| WORK TASK |
Below are the records; copy out every line that holds the word "OMIM".

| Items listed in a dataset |
● ● ● ● ●
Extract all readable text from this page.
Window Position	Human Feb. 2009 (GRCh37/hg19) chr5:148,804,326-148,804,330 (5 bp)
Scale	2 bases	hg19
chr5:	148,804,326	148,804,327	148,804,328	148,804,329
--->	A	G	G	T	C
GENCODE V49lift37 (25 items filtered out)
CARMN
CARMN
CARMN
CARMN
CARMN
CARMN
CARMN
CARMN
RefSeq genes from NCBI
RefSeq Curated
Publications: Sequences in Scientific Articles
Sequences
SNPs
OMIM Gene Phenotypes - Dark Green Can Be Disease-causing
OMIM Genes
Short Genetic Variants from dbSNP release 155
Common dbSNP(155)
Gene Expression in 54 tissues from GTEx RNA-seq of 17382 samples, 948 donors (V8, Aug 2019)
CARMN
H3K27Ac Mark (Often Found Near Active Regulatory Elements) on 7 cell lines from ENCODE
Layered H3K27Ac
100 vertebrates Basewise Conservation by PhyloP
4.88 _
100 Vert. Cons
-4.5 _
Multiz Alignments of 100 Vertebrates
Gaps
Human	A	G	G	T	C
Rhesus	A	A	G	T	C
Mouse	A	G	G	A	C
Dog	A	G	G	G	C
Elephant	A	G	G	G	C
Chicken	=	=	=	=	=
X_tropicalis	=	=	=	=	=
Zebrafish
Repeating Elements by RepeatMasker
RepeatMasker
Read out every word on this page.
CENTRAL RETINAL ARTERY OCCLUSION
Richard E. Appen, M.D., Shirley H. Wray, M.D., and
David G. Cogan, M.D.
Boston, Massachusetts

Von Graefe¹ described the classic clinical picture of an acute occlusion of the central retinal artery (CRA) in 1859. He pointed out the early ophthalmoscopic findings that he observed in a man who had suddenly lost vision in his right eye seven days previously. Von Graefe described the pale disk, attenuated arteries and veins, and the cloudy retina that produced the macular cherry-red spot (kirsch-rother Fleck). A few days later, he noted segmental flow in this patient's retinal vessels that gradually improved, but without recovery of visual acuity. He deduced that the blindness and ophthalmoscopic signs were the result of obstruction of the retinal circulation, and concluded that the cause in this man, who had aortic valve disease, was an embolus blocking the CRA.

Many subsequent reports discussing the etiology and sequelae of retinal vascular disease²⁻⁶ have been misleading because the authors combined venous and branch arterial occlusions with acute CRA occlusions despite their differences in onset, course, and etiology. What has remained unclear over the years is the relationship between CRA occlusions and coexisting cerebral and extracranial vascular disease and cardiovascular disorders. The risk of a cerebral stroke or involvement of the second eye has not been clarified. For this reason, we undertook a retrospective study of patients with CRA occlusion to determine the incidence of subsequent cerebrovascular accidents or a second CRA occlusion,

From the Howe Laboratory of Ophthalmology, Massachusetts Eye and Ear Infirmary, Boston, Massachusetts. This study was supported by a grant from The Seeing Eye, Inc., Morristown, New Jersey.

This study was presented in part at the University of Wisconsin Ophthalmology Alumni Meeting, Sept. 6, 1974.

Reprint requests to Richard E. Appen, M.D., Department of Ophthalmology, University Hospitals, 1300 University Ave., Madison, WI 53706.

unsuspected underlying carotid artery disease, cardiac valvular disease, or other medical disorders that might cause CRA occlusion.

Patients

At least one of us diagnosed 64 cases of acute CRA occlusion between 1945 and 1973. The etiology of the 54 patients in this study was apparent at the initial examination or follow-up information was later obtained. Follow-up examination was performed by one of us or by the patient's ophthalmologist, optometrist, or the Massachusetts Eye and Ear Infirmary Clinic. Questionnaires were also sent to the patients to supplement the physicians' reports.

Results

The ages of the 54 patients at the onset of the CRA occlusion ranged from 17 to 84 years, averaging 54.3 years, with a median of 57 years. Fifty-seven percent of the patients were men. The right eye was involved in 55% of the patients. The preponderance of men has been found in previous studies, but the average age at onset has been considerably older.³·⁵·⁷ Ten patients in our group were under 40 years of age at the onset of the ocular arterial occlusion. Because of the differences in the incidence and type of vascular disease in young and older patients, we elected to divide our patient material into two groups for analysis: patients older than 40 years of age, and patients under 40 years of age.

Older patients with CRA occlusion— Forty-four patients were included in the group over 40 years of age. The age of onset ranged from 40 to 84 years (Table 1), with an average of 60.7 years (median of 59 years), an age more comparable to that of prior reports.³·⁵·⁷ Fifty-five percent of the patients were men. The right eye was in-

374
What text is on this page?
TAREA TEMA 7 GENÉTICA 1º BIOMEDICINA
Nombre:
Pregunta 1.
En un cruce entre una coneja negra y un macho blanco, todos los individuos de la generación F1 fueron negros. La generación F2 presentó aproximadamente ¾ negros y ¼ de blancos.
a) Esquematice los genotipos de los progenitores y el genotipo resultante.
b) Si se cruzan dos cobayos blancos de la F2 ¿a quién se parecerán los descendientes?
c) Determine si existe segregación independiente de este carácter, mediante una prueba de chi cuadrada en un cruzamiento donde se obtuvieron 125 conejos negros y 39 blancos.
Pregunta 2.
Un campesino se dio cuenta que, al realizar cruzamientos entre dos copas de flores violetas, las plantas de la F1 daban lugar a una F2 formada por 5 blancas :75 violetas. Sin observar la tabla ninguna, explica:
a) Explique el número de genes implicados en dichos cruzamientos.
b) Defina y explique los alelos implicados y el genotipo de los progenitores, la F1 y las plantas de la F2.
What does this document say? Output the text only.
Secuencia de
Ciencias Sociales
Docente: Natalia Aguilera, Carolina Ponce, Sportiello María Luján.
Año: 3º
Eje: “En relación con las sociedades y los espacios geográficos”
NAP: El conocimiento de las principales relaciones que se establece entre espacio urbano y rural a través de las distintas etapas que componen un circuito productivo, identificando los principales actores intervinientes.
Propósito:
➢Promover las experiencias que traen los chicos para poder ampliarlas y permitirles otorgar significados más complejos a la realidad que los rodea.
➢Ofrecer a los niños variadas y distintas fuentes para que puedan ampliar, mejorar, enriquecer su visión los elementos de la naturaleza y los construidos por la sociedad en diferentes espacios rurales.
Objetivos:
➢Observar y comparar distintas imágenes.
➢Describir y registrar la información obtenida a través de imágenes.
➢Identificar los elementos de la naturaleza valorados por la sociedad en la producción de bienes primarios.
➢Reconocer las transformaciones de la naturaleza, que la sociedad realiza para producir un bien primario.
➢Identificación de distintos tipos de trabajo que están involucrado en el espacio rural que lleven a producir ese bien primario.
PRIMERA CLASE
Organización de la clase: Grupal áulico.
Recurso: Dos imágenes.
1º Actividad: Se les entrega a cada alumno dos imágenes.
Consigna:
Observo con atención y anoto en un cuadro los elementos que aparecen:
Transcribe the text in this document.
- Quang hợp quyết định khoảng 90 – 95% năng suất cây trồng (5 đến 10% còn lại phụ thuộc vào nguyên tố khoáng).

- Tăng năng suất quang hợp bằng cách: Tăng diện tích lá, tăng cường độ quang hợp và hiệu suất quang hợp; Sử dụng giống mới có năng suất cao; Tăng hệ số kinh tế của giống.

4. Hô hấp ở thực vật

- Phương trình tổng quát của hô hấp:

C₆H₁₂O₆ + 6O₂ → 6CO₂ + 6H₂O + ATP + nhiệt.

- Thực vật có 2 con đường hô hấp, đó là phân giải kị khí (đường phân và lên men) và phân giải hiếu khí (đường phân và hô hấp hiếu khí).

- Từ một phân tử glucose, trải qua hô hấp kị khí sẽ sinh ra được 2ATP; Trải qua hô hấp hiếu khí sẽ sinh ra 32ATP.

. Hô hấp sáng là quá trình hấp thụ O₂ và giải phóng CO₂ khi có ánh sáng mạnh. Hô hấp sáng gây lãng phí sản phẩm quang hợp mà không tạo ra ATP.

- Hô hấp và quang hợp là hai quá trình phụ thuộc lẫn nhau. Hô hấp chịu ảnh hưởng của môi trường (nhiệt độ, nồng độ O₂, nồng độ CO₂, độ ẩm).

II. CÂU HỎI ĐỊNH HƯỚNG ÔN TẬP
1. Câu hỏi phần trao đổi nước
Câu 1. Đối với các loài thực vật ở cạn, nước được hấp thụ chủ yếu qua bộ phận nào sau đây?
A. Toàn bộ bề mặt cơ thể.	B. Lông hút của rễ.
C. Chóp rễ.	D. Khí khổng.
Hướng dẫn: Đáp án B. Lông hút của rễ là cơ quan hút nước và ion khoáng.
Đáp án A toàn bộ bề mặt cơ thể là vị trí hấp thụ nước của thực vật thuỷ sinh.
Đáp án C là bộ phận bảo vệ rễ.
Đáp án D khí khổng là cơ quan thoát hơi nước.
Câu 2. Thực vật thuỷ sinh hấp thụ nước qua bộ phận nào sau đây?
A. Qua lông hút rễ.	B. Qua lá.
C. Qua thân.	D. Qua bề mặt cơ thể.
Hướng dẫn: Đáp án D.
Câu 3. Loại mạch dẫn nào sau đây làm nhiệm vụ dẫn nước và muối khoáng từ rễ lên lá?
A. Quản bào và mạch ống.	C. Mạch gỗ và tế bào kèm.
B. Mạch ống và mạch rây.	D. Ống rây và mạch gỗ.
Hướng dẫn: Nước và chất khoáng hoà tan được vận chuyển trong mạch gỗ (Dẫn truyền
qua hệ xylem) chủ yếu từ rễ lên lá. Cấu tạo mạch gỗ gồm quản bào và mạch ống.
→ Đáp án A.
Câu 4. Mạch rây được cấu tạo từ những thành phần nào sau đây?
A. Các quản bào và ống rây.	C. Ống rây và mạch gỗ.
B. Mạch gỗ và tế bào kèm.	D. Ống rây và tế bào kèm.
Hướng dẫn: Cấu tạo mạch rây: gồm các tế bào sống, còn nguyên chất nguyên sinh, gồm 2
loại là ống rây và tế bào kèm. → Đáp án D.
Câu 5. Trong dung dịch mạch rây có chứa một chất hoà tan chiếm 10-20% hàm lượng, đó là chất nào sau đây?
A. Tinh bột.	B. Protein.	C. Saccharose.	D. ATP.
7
● ● ● ● ●
| ANSWER TO THE EXERCISE |
OMIM Gene Phenotypes - Dark Green Can Be Disease-causing
OMIM Genes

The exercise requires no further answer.